→ Stated exercise
Check every line of the data below for the string "title", and copy the ones that hold it.

→ Dataset entries

------------------------------------------------

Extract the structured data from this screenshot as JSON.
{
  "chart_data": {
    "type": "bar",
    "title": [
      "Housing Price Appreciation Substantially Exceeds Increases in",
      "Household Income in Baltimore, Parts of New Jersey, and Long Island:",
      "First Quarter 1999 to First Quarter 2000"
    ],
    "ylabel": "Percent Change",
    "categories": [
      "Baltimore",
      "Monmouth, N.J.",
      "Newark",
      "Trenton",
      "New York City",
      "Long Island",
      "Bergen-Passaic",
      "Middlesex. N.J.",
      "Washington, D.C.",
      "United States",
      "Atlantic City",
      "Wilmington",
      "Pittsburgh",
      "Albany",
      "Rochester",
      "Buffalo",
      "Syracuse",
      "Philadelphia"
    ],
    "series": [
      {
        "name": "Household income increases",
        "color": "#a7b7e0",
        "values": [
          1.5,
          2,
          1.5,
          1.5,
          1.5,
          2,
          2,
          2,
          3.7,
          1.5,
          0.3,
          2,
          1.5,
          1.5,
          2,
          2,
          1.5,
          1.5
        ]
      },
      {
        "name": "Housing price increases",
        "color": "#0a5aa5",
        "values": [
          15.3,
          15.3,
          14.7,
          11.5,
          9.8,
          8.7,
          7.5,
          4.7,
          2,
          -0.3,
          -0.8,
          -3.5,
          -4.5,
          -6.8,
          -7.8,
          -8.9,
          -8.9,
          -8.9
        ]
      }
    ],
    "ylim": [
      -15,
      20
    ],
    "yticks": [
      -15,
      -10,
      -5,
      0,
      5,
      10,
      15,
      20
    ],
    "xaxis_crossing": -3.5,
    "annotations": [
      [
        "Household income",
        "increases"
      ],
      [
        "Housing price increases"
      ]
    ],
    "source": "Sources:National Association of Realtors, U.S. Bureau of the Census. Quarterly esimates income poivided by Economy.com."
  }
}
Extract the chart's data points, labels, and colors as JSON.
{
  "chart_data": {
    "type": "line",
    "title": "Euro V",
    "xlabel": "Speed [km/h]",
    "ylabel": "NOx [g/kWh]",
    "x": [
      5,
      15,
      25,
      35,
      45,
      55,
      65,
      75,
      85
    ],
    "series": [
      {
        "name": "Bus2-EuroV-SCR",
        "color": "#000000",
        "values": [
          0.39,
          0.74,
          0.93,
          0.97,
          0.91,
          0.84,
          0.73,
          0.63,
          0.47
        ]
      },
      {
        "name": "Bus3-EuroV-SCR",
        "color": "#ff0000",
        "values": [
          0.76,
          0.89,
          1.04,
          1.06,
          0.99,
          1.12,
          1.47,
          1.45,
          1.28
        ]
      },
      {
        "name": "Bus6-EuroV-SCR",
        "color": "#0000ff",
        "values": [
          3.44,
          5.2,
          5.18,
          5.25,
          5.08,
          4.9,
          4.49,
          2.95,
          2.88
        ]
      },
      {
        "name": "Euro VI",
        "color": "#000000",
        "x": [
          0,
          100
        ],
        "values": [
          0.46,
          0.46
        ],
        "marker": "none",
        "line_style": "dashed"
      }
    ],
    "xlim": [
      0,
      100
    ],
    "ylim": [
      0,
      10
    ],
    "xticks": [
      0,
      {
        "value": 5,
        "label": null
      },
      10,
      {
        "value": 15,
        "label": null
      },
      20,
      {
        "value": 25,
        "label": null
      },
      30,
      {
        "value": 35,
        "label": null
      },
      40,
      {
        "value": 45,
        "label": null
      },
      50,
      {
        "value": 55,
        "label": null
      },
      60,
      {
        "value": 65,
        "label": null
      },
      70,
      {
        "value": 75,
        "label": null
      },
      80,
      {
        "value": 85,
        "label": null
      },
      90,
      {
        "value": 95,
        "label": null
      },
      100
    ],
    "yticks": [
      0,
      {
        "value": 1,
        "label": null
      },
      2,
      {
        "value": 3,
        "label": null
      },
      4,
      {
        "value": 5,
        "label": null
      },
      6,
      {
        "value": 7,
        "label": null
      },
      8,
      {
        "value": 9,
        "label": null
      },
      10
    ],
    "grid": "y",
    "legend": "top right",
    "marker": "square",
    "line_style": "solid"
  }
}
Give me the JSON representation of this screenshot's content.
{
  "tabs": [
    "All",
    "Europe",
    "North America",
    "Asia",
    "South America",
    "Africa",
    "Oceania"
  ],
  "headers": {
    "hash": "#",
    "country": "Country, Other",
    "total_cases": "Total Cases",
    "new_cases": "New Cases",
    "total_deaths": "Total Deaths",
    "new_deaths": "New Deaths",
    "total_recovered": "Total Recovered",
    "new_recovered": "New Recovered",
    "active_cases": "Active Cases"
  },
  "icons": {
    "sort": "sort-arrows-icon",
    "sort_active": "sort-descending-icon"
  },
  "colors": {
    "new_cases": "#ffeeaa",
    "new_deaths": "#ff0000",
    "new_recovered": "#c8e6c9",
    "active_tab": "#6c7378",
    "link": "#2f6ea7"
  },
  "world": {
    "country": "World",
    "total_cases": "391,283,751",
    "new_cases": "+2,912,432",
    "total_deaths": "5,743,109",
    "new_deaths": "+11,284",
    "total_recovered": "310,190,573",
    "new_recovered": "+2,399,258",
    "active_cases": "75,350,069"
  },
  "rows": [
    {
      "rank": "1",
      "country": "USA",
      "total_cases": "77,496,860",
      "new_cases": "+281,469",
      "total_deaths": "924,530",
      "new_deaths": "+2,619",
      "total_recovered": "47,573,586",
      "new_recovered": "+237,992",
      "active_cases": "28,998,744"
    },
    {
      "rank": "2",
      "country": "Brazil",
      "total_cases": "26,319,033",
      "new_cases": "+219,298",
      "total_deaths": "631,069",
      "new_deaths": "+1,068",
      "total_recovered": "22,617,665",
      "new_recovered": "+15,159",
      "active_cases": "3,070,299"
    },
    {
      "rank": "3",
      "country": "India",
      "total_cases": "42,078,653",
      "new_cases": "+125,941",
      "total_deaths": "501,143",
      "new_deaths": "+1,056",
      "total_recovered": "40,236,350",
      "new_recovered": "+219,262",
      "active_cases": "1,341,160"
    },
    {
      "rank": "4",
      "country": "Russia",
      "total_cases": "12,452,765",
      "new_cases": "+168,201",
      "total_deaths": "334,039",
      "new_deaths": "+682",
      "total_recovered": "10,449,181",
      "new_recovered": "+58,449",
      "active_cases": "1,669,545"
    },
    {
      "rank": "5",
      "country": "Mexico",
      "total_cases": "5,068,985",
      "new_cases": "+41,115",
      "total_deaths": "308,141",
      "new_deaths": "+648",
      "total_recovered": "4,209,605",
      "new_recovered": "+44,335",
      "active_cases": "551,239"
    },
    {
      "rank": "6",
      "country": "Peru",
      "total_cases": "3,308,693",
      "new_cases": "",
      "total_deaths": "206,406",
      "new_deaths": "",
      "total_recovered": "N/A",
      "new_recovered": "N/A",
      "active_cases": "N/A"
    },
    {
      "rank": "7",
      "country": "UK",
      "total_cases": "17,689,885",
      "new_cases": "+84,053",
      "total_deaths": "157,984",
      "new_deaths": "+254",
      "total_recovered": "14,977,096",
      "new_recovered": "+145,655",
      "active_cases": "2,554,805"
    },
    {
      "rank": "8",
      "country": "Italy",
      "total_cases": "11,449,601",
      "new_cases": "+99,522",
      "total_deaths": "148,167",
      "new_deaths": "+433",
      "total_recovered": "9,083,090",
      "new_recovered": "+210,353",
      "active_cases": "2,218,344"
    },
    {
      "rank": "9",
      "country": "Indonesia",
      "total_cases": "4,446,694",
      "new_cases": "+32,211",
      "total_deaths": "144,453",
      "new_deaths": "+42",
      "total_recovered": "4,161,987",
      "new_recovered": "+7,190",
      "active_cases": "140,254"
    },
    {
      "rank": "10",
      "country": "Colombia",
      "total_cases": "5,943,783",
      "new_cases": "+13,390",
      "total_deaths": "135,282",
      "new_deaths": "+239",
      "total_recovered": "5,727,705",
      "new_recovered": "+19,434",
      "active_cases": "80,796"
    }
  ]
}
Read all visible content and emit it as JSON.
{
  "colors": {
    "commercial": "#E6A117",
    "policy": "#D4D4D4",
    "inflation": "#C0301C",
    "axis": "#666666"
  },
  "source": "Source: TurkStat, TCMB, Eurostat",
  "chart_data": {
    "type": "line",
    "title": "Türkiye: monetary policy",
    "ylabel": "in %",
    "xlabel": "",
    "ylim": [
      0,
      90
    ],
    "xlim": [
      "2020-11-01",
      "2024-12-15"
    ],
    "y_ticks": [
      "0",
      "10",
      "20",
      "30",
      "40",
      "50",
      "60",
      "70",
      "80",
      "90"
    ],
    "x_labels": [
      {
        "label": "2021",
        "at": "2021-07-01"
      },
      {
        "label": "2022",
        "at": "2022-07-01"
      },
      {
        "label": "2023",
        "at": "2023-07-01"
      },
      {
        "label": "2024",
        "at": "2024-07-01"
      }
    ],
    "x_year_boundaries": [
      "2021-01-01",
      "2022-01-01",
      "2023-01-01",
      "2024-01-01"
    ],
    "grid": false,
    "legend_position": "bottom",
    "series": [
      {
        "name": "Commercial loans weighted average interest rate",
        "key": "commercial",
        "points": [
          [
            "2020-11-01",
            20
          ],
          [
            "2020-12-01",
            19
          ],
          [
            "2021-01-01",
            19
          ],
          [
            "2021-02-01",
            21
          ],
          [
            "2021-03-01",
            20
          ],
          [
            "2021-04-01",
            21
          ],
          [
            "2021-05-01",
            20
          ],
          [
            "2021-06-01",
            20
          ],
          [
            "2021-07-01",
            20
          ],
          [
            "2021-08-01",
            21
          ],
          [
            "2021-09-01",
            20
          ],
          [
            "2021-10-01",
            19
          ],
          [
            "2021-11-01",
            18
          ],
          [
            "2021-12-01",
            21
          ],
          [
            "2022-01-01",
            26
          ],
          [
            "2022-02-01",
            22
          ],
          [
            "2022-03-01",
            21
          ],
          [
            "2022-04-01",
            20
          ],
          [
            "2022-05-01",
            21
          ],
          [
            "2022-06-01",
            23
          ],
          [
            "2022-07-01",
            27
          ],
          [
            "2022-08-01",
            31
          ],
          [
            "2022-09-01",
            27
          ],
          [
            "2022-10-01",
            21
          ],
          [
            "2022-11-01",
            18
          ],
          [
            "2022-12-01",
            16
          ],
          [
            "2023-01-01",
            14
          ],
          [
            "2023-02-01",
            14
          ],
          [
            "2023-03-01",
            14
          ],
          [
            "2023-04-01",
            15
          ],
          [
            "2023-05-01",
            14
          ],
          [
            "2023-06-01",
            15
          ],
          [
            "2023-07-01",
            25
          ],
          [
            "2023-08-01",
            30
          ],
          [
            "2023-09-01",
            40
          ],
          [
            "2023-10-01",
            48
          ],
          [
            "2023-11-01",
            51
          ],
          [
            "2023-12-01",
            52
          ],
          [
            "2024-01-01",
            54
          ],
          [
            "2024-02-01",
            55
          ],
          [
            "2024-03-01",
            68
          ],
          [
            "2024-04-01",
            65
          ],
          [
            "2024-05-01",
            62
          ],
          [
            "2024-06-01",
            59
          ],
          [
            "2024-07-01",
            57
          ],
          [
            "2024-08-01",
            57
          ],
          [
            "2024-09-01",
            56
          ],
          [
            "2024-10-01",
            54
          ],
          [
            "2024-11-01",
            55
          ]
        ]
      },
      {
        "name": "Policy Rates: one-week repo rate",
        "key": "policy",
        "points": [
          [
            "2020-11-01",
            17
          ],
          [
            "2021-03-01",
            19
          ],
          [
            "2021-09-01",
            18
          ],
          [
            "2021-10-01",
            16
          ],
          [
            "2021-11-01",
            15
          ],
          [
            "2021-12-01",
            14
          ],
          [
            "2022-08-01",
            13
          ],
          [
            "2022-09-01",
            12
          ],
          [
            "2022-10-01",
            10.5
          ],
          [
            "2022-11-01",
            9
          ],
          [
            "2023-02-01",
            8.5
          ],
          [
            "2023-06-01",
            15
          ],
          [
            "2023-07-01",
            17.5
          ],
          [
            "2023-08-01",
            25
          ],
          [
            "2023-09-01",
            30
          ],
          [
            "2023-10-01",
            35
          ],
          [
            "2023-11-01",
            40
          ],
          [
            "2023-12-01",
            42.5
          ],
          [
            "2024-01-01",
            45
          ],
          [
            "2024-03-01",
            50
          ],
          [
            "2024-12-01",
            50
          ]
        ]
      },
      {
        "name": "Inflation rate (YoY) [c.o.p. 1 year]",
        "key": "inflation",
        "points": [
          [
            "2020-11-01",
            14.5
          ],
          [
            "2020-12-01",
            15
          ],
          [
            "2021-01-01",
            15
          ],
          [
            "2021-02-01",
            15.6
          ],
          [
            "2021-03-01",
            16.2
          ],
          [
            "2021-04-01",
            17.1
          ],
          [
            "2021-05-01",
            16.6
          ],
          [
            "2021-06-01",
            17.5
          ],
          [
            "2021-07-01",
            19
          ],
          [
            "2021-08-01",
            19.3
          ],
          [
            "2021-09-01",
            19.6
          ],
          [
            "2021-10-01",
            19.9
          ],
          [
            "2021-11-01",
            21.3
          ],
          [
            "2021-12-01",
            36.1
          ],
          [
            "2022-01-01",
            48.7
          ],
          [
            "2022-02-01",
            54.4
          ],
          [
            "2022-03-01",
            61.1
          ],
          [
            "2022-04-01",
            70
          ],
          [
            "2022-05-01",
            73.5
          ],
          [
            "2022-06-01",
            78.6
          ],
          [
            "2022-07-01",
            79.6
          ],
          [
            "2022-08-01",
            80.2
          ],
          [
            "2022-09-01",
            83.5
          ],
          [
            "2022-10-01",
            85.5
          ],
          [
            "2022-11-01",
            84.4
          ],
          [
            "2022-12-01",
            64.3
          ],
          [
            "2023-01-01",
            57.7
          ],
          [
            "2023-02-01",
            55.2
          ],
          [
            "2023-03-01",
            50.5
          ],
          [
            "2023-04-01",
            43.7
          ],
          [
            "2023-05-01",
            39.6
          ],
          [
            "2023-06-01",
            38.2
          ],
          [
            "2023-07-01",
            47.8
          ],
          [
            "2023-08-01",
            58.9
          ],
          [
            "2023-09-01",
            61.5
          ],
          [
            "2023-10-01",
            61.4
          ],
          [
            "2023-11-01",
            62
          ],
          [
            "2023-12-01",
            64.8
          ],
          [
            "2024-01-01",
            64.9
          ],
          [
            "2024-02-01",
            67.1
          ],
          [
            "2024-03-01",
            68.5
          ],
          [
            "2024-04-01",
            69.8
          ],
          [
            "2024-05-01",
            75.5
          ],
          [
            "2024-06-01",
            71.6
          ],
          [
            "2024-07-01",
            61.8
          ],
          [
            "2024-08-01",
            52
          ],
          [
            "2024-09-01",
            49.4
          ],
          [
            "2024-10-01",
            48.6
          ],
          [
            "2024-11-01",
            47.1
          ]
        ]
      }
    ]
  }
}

------------------------------------------------

→ In response
    "title": [
    "title": "Euro V",
    "title": "Türkiye: monetary policy",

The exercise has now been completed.